**PROBLEM REQUIREMENTS**
Take the entries below and reproduce them word for word.
-- Begin PROVIDED DATA --
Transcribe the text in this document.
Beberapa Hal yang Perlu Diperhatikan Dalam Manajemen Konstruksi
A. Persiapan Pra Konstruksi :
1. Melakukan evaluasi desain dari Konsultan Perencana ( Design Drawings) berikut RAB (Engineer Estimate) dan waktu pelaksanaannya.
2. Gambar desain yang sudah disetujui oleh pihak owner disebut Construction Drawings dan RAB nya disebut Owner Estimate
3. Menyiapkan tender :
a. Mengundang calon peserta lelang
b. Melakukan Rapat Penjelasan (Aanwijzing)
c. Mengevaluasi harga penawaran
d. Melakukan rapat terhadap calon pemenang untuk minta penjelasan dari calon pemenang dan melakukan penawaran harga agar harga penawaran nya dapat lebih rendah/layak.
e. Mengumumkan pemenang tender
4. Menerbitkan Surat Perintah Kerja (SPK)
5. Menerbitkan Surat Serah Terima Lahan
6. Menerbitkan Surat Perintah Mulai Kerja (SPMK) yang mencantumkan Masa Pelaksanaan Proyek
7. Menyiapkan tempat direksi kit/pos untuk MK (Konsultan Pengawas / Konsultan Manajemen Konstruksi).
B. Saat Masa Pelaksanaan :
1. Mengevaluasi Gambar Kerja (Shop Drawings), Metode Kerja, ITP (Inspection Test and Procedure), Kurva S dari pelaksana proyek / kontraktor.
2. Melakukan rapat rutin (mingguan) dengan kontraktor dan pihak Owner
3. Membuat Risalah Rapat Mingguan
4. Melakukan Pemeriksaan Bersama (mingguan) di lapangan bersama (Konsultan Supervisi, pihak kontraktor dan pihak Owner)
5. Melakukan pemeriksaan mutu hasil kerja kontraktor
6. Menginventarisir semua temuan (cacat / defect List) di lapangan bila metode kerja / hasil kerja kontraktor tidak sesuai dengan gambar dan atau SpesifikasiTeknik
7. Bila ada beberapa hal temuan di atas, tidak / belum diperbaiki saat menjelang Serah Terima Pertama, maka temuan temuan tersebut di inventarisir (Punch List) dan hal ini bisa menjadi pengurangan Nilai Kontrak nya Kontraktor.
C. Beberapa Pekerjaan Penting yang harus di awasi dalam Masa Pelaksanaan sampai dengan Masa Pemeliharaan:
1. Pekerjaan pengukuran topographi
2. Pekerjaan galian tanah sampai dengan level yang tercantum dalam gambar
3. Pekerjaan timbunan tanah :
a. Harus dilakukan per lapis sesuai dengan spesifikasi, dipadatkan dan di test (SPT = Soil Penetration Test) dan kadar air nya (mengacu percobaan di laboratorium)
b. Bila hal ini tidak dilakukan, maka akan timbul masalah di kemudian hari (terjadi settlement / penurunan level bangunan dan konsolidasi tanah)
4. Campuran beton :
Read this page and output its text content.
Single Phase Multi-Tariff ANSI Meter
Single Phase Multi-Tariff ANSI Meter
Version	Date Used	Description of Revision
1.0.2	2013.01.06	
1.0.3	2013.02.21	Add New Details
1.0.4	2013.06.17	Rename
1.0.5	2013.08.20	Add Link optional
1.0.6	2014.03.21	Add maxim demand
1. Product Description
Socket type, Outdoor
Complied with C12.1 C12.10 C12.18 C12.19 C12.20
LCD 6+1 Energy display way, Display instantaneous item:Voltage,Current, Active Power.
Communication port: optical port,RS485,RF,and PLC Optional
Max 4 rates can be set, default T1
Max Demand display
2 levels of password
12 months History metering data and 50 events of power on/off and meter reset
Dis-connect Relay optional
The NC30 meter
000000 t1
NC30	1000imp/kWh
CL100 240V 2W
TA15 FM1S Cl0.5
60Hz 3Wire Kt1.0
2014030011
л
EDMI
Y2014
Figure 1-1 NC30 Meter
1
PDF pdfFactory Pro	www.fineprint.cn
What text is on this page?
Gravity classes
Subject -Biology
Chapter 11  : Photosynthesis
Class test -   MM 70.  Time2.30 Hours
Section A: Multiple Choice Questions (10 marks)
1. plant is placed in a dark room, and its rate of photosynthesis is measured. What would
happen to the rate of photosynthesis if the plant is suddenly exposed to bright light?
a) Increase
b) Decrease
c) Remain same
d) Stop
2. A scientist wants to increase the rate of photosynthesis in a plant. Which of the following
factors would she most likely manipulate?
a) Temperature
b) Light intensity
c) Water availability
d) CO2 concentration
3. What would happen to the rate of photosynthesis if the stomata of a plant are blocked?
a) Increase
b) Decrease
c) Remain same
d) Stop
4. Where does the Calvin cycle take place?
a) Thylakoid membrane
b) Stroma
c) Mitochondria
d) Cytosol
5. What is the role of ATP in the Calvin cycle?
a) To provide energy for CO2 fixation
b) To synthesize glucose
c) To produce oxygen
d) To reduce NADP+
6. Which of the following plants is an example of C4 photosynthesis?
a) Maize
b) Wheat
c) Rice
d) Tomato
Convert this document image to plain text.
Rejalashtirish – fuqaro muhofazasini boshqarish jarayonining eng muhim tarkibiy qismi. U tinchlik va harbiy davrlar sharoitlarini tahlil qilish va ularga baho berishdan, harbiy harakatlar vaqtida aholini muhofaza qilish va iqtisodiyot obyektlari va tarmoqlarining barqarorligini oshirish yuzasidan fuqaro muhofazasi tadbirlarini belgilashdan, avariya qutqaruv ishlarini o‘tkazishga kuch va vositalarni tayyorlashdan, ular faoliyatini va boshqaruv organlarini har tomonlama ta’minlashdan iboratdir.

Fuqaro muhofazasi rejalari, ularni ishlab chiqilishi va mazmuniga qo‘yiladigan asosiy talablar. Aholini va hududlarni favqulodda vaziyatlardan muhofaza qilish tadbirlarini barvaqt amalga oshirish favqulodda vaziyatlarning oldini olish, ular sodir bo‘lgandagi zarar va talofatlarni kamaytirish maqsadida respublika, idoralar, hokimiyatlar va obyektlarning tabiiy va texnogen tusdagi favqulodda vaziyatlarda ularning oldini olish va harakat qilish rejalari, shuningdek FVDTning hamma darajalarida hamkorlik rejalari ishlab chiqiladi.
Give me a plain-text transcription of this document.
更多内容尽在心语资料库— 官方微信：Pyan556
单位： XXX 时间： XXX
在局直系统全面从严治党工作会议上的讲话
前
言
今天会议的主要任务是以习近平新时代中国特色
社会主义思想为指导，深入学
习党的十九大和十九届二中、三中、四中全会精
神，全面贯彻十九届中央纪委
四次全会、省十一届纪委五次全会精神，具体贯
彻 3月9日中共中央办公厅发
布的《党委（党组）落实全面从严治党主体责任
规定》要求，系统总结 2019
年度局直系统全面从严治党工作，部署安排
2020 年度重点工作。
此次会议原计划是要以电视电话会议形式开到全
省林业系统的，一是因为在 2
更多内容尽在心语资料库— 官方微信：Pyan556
-- End PROVIDED DATA --
**FINISHED TASK**
Transcribe the text in this document.
Beberapa Hal yang Perlu Diperhatikan Dalam Manajemen Konstruksi
A. Persiapan Pra Konstruksi :
1. Melakukan evaluasi desain dari Konsultan Perencana ( Design Drawings) berikut RAB (Engineer Estimate) dan waktu pelaksanaannya.
2. Gambar desain yang sudah disetujui oleh pihak owner disebut Construction Drawings dan RAB nya disebut Owner Estimate
3. Menyiapkan tender :
a. Mengundang calon peserta lelang
b. Melakukan Rapat Penjelasan (Aanwijzing)
c. Mengevaluasi harga penawaran
d. Melakukan rapat terhadap calon pemenang untuk minta penjelasan dari calon pemenang dan melakukan penawaran harga agar harga penawaran nya dapat lebih rendah/layak.
e. Mengumumkan pemenang tender
4. Menerbitkan Surat Perintah Kerja (SPK)
5. Menerbitkan Surat Serah Terima Lahan
6. Menerbitkan Surat Perintah Mulai Kerja (SPMK) yang mencantumkan Masa Pelaksanaan Proyek
7. Menyiapkan tempat direksi kit/pos untuk MK (Konsultan Pengawas / Konsultan Manajemen Konstruksi).
B. Saat Masa Pelaksanaan :
1. Mengevaluasi Gambar Kerja (Shop Drawings), Metode Kerja, ITP (Inspection Test and Procedure), Kurva S dari pelaksana proyek / kontraktor.
2. Melakukan rapat rutin (mingguan) dengan kontraktor dan pihak Owner
3. Membuat Risalah Rapat Mingguan
4. Melakukan Pemeriksaan Bersama (mingguan) di lapangan bersama (Konsultan Supervisi, pihak kontraktor dan pihak Owner)
5. Melakukan pemeriksaan mutu hasil kerja kontraktor
6. Menginventarisir semua temuan (cacat / defect List) di lapangan bila metode kerja / hasil kerja kontraktor tidak sesuai dengan gambar dan atau SpesifikasiTeknik
7. Bila ada beberapa hal temuan di atas, tidak / belum diperbaiki saat menjelang Serah Terima Pertama, maka temuan temuan tersebut di inventarisir (Punch List) dan hal ini bisa menjadi pengurangan Nilai Kontrak nya Kontraktor.
C. Beberapa Pekerjaan Penting yang harus di awasi dalam Masa Pelaksanaan sampai dengan Masa Pemeliharaan:
1. Pekerjaan pengukuran topographi
2. Pekerjaan galian tanah sampai dengan level yang tercantum dalam gambar
3. Pekerjaan timbunan tanah :
a. Harus dilakukan per lapis sesuai dengan spesifikasi, dipadatkan dan di test (SPT = Soil Penetration Test) dan kadar air nya (mengacu percobaan di laboratorium)
b. Bila hal ini tidak dilakukan, maka akan timbul masalah di kemudian hari (terjadi settlement / penurunan level bangunan dan konsolidasi tanah)
4. Campuran beton :
Read this page and output its text content.
Single Phase Multi-Tariff ANSI Meter
Single Phase Multi-Tariff ANSI Meter
Version	Date Used	Description of Revision
1.0.2	2013.01.06	
1.0.3	2013.02.21	Add New Details
1.0.4	2013.06.17	Rename
1.0.5	2013.08.20	Add Link optional
1.0.6	2014.03.21	Add maxim demand
1. Product Description
Socket type, Outdoor
Complied with C12.1 C12.10 C12.18 C12.19 C12.20
LCD 6+1 Energy display way, Display instantaneous item:Voltage,Current, Active Power.
Communication port: optical port,RS485,RF,and PLC Optional
Max 4 rates can be set, default T1
Max Demand display
2 levels of password
12 months History metering data and 50 events of power on/off and meter reset
Dis-connect Relay optional
The NC30 meter
000000 t1
NC30	1000imp/kWh
CL100 240V 2W
TA15 FM1S Cl0.5
60Hz 3Wire Kt1.0
2014030011
л
EDMI
Y2014
Figure 1-1 NC30 Meter
1
PDF pdfFactory Pro	www.fineprint.cn
What text is on this page?
Gravity classes
Subject -Biology
Chapter 11  : Photosynthesis
Class test -   MM 70.  Time2.30 Hours
Section A: Multiple Choice Questions (10 marks)
1. plant is placed in a dark room, and its rate of photosynthesis is measured. What would
happen to the rate of photosynthesis if the plant is suddenly exposed to bright light?
a) Increase
b) Decrease
c) Remain same
d) Stop
2. A scientist wants to increase the rate of photosynthesis in a plant. Which of the following
factors would she most likely manipulate?
a) Temperature
b) Light intensity
c) Water availability
d) CO2 concentration
3. What would happen to the rate of photosynthesis if the stomata of a plant are blocked?
a) Increase
b) Decrease
c) Remain same
d) Stop
4. Where does the Calvin cycle take place?
a) Thylakoid membrane
b) Stroma
c) Mitochondria
d) Cytosol
5. What is the role of ATP in the Calvin cycle?
a) To provide energy for CO2 fixation
b) To synthesize glucose
c) To produce oxygen
d) To reduce NADP+
6. Which of the following plants is an example of C4 photosynthesis?
a) Maize
b) Wheat
c) Rice
d) Tomato
Convert this document image to plain text.
Rejalashtirish – fuqaro muhofazasini boshqarish jarayonining eng muhim tarkibiy qismi. U tinchlik va harbiy davrlar sharoitlarini tahlil qilish va ularga baho berishdan, harbiy harakatlar vaqtida aholini muhofaza qilish va iqtisodiyot obyektlari va tarmoqlarining barqarorligini oshirish yuzasidan fuqaro muhofazasi tadbirlarini belgilashdan, avariya qutqaruv ishlarini o‘tkazishga kuch va vositalarni tayyorlashdan, ular faoliyatini va boshqaruv organlarini har tomonlama ta’minlashdan iboratdir.

Fuqaro muhofazasi rejalari, ularni ishlab chiqilishi va mazmuniga qo‘yiladigan asosiy talablar. Aholini va hududlarni favqulodda vaziyatlardan muhofaza qilish tadbirlarini barvaqt amalga oshirish favqulodda vaziyatlarning oldini olish, ular sodir bo‘lgandagi zarar va talofatlarni kamaytirish maqsadida respublika, idoralar, hokimiyatlar va obyektlarning tabiiy va texnogen tusdagi favqulodda vaziyatlarda ularning oldini olish va harakat qilish rejalari, shuningdek FVDTning hamma darajalarida hamkorlik rejalari ishlab chiqiladi.
Give me a plain-text transcription of this document.
更多内容尽在心语资料库— 官方微信：Pyan556
单位： XXX 时间： XXX
在局直系统全面从严治党工作会议上的讲话
前
言
今天会议的主要任务是以习近平新时代中国特色
社会主义思想为指导，深入学
习党的十九大和十九届二中、三中、四中全会精
神，全面贯彻十九届中央纪委
四次全会、省十一届纪委五次全会精神，具体贯
彻 3月9日中共中央办公厅发
布的《党委（党组）落实全面从严治党主体责任
规定》要求，系统总结 2019
年度局直系统全面从严治党工作，部署安排
2020 年度重点工作。
此次会议原计划是要以电视电话会议形式开到全
省林业系统的，一是因为在 2
更多内容尽在心语资料库— 官方微信：Pyan556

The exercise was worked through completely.